**PROBLEM REQUIREMENTS:** Print every row below verbatim, keeping each line's characters, spacing and order unchanged.

begin PROVIDED RECORDS

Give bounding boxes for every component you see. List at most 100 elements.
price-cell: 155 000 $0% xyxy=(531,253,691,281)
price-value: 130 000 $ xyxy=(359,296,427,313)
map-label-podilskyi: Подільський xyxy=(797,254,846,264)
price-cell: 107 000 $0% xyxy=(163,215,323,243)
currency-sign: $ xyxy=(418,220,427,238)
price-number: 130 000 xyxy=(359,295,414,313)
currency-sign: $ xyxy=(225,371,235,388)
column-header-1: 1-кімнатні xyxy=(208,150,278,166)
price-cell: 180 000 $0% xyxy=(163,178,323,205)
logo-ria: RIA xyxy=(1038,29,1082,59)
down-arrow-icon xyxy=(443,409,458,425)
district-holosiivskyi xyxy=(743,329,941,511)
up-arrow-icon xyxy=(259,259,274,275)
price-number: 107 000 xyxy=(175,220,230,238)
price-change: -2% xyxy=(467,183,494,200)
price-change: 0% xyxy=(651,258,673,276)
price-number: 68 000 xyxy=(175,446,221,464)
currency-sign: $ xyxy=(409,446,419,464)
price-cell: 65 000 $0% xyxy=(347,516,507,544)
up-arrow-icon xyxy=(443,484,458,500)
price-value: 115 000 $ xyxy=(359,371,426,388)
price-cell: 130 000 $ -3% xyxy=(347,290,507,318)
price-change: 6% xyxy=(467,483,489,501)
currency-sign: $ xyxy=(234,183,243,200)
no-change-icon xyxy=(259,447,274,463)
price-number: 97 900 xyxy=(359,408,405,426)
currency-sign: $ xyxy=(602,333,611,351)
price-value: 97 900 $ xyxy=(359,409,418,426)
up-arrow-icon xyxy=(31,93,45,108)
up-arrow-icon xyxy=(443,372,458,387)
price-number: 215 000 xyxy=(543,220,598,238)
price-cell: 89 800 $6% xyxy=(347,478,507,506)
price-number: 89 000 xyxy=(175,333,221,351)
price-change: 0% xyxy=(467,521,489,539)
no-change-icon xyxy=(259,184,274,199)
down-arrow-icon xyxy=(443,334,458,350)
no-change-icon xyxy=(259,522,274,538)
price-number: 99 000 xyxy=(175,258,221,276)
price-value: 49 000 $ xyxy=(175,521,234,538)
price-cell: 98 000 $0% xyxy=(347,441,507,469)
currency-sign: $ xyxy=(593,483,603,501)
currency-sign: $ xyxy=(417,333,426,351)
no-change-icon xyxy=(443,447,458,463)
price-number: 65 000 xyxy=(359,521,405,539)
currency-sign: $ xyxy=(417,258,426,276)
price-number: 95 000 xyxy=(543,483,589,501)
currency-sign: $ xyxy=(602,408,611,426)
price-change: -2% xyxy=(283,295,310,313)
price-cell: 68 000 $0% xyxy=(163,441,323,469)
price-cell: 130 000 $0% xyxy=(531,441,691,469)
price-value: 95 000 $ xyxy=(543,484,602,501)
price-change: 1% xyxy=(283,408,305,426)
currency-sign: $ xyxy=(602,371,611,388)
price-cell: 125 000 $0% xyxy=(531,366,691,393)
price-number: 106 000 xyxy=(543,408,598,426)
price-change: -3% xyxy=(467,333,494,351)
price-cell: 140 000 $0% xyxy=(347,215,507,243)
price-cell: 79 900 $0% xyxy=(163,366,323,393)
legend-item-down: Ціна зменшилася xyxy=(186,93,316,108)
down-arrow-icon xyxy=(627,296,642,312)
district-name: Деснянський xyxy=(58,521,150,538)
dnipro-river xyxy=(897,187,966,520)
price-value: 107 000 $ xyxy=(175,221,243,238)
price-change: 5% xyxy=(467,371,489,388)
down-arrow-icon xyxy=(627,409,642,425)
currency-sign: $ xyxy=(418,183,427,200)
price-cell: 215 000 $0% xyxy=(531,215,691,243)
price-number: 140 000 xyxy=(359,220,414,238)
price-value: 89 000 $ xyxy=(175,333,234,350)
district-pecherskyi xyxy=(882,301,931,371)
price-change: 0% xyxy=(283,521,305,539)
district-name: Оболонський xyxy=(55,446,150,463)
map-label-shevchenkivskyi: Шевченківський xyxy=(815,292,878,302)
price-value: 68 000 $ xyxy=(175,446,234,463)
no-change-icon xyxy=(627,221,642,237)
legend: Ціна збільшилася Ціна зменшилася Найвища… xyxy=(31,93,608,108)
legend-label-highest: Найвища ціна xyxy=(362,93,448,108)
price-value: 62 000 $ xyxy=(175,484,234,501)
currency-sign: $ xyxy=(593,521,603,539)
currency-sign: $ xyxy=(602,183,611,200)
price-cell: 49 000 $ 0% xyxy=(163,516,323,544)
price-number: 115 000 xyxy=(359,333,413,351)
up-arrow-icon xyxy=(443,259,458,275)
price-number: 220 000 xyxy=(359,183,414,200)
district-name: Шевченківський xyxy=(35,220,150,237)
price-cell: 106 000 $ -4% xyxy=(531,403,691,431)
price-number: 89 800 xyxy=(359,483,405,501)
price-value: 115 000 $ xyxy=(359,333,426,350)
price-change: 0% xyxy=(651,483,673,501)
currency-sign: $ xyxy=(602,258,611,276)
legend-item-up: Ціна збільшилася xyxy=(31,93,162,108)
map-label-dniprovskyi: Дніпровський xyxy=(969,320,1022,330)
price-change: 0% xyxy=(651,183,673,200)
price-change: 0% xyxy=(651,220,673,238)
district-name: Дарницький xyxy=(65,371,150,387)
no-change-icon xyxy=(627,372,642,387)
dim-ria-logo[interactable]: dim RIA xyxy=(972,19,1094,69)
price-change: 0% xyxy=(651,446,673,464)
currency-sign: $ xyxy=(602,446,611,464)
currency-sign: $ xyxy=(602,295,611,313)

end PROVIDED RECORDS

**SOLUTION TO THIS TASK:**
Give bounding boxes for every component you see. List at most 100 elements.
price-cell: 155 000 $0% xyxy=(531,253,691,281)
price-value: 130 000 $ xyxy=(359,296,427,313)
map-label-podilskyi: Подільський xyxy=(797,254,846,264)
price-cell: 107 000 $0% xyxy=(163,215,323,243)
currency-sign: $ xyxy=(418,220,427,238)
price-number: 130 000 xyxy=(359,295,414,313)
currency-sign: $ xyxy=(225,371,235,388)
column-header-1: 1-кімнатні xyxy=(208,150,278,166)
price-cell: 180 000 $0% xyxy=(163,178,323,205)
logo-ria: RIA xyxy=(1038,29,1082,59)
down-arrow-icon xyxy=(443,409,458,425)
district-holosiivskyi xyxy=(743,329,941,511)
up-arrow-icon xyxy=(259,259,274,275)
price-number: 107 000 xyxy=(175,220,230,238)
price-change: -2% xyxy=(467,183,494,200)
price-change: 0% xyxy=(651,258,673,276)
price-number: 68 000 xyxy=(175,446,221,464)
currency-sign: $ xyxy=(409,446,419,464)
price-cell: 65 000 $0% xyxy=(347,516,507,544)
up-arrow-icon xyxy=(443,484,458,500)
price-value: 115 000 $ xyxy=(359,371,426,388)
price-cell: 130 000 $ -3% xyxy=(347,290,507,318)
price-change: 6% xyxy=(467,483,489,501)
currency-sign: $ xyxy=(234,183,243,200)
no-change-icon xyxy=(259,447,274,463)
price-number: 97 900 xyxy=(359,408,405,426)
currency-sign: $ xyxy=(602,333,611,351)
price-value: 97 900 $ xyxy=(359,409,418,426)
up-arrow-icon xyxy=(31,93,45,108)
up-arrow-icon xyxy=(443,372,458,387)
price-number: 215 000 xyxy=(543,220,598,238)
price-cell: 89 800 $6% xyxy=(347,478,507,506)
price-number: 89 000 xyxy=(175,333,221,351)
price-change: 0% xyxy=(467,521,489,539)
no-change-icon xyxy=(259,184,274,199)
down-arrow-icon xyxy=(443,334,458,350)
no-change-icon xyxy=(259,522,274,538)
price-number: 99 000 xyxy=(175,258,221,276)
price-value: 49 000 $ xyxy=(175,521,234,538)
price-cell: 98 000 $0% xyxy=(347,441,507,469)
currency-sign: $ xyxy=(593,483,603,501)
currency-sign: $ xyxy=(417,333,426,351)
no-change-icon xyxy=(443,447,458,463)
price-number: 65 000 xyxy=(359,521,405,539)
currency-sign: $ xyxy=(417,258,426,276)
price-number: 95 000 xyxy=(543,483,589,501)
currency-sign: $ xyxy=(602,408,611,426)
price-change: -2% xyxy=(283,295,310,313)
price-cell: 68 000 $0% xyxy=(163,441,323,469)
price-cell: 130 000 $0% xyxy=(531,441,691,469)
price-value: 95 000 $ xyxy=(543,484,602,501)
price-change: 1% xyxy=(283,408,305,426)
currency-sign: $ xyxy=(602,371,611,388)
price-cell: 125 000 $0% xyxy=(531,366,691,393)
price-number: 106 000 xyxy=(543,408,598,426)
price-change: -3% xyxy=(467,333,494,351)
price-cell: 140 000 $0% xyxy=(347,215,507,243)
price-cell: 79 900 $0% xyxy=(163,366,323,393)
legend-item-down: Ціна зменшилася xyxy=(186,93,316,108)
down-arrow-icon xyxy=(627,296,642,312)
district-name: Деснянський xyxy=(58,521,150,538)
dnipro-river xyxy=(897,187,966,520)
price-value: 107 000 $ xyxy=(175,221,243,238)
price-change: 5% xyxy=(467,371,489,388)
down-arrow-icon xyxy=(627,409,642,425)
currency-sign: $ xyxy=(418,183,427,200)
price-cell: 215 000 $0% xyxy=(531,215,691,243)
price-number: 140 000 xyxy=(359,220,414,238)
price-value: 89 000 $ xyxy=(175,333,234,350)
district-pecherskyi xyxy=(882,301,931,371)
price-change: 0% xyxy=(283,521,305,539)
district-name: Оболонський xyxy=(55,446,150,463)
map-label-shevchenkivskyi: Шевченківський xyxy=(815,292,878,302)
price-value: 68 000 $ xyxy=(175,446,234,463)
no-change-icon xyxy=(627,221,642,237)
legend: Ціна збільшилася Ціна зменшилася Найвища… xyxy=(31,93,608,108)
legend-label-highest: Найвища ціна xyxy=(362,93,448,108)
price-value: 62 000 $ xyxy=(175,484,234,501)
currency-sign: $ xyxy=(593,521,603,539)
currency-sign: $ xyxy=(602,183,611,200)
price-cell: 49 000 $ 0% xyxy=(163,516,323,544)
price-number: 115 000 xyxy=(359,333,413,351)
up-arrow-icon xyxy=(443,259,458,275)
price-number: 220 000 xyxy=(359,183,414,200)
district-name: Шевченківський xyxy=(35,220,150,237)
price-cell: 106 000 $ -4% xyxy=(531,403,691,431)
price-number: 89 800 xyxy=(359,483,405,501)
price-value: 115 000 $ xyxy=(359,333,426,350)
price-change: 0% xyxy=(651,483,673,501)
currency-sign: $ xyxy=(602,258,611,276)
legend-item-up: Ціна збільшилася xyxy=(31,93,162,108)
map-label-dniprovskyi: Дніпровський xyxy=(969,320,1022,330)
price-change: 0% xyxy=(651,183,673,200)
price-change: 0% xyxy=(651,220,673,238)
district-name: Дарницький xyxy=(65,371,150,387)
no-change-icon xyxy=(627,372,642,387)
dim-ria-logo[interactable]: dim RIA xyxy=(972,19,1094,69)
price-change: 0% xyxy=(651,446,673,464)
currency-sign: $ xyxy=(602,446,611,464)
currency-sign: $ xyxy=(602,295,611,313)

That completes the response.